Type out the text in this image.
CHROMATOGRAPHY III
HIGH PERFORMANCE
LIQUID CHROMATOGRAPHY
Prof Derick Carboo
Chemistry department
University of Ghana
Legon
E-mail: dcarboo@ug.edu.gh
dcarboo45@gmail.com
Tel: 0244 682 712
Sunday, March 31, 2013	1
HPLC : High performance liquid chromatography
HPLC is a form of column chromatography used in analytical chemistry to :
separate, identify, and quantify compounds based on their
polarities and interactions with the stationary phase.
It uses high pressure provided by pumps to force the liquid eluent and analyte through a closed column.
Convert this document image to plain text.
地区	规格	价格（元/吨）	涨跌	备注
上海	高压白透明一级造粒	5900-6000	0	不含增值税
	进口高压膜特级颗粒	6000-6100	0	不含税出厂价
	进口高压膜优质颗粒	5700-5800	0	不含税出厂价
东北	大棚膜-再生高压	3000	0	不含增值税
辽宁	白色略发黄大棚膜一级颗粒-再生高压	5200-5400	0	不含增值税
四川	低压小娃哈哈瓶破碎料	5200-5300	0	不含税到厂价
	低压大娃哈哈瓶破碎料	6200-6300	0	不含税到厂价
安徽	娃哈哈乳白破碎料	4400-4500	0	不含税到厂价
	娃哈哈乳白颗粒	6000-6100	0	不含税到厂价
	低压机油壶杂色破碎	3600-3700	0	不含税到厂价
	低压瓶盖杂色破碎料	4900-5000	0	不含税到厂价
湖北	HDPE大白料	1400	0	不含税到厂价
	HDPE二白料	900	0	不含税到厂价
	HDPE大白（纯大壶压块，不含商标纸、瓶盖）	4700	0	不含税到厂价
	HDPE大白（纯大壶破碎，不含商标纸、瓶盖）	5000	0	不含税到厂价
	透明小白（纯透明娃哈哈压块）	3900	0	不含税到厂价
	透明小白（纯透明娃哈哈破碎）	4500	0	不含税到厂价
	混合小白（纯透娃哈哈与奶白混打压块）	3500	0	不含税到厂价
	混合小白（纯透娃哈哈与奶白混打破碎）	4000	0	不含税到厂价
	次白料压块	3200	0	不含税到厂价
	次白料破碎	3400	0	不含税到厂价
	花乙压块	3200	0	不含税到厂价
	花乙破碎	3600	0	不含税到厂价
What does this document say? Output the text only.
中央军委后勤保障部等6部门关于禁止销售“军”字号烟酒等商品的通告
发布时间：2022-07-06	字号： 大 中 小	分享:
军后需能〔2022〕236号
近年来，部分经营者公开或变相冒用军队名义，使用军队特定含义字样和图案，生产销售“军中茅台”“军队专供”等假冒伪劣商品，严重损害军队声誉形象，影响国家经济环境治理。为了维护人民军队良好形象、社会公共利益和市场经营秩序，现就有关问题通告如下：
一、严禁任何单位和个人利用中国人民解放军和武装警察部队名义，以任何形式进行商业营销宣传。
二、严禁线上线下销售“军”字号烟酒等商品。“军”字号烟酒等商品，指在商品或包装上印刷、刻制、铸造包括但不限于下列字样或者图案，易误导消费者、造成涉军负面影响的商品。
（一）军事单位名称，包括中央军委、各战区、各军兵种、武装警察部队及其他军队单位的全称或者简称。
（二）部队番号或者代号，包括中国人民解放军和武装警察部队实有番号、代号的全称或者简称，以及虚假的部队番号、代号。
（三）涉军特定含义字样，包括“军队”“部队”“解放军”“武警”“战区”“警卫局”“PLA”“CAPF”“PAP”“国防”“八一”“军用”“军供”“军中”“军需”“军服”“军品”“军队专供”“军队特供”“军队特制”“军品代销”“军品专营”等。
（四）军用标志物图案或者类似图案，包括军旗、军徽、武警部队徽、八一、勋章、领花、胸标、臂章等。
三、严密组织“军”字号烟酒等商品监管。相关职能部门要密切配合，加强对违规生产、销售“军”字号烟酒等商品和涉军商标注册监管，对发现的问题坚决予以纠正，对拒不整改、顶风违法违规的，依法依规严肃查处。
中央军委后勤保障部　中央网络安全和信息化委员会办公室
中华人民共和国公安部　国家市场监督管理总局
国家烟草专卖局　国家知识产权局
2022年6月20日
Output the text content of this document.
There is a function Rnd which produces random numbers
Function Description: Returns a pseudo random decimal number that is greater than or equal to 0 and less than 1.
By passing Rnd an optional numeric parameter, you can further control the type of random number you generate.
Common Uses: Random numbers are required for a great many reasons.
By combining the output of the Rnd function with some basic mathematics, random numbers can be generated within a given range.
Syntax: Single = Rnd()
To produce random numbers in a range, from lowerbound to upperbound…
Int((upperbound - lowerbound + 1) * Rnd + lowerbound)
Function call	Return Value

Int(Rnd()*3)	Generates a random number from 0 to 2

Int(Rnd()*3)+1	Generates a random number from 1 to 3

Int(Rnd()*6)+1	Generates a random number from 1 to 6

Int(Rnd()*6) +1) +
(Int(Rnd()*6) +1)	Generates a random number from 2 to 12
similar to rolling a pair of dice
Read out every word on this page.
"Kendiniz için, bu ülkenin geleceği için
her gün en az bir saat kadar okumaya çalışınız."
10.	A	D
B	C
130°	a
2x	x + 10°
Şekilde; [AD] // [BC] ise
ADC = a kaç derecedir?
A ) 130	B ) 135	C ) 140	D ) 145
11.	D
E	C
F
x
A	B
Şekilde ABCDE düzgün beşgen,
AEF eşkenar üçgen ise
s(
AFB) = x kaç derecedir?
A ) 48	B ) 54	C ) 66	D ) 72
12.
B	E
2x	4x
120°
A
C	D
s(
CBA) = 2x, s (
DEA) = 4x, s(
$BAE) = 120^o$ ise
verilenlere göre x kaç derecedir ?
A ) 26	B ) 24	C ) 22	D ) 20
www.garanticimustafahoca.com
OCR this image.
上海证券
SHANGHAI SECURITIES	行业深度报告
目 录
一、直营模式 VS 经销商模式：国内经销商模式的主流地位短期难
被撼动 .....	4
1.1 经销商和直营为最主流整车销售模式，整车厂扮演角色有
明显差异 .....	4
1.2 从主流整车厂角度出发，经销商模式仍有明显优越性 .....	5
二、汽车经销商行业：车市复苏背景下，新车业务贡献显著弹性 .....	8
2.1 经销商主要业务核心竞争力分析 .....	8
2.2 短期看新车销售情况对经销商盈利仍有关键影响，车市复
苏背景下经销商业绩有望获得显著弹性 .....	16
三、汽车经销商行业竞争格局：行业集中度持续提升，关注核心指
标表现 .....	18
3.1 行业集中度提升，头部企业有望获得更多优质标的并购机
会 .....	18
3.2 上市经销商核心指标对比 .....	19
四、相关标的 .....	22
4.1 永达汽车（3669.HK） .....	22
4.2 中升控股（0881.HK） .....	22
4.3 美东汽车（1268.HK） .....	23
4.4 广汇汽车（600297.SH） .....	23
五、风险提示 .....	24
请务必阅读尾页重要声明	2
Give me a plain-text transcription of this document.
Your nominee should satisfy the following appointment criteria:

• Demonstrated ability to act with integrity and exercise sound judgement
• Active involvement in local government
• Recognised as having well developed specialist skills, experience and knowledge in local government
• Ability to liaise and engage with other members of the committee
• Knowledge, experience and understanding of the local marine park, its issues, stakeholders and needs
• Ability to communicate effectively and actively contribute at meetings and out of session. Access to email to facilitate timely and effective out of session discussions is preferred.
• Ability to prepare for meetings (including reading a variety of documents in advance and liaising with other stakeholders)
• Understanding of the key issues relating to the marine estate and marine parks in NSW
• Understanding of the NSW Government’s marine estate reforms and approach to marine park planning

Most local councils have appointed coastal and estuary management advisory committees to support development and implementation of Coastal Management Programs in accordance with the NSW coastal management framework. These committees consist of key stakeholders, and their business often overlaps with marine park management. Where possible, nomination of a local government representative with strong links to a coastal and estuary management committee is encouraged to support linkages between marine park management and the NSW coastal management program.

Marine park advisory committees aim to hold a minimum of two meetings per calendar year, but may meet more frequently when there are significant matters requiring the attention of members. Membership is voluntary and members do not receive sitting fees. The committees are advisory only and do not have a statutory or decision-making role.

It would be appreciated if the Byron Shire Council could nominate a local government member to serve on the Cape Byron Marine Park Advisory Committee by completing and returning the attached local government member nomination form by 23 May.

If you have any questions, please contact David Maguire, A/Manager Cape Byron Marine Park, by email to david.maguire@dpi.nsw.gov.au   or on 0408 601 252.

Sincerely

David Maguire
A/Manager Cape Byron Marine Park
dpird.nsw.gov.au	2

● ● ●

Gather every line containing the word "再生高压" and copy it.

• _SOLUTION TO THIS TASK_:
东北	大棚膜-再生高压	3000	0	不含增值税
辽宁	白色略发黄大棚膜一级颗粒-再生高压	5200-5400	0	不含增值税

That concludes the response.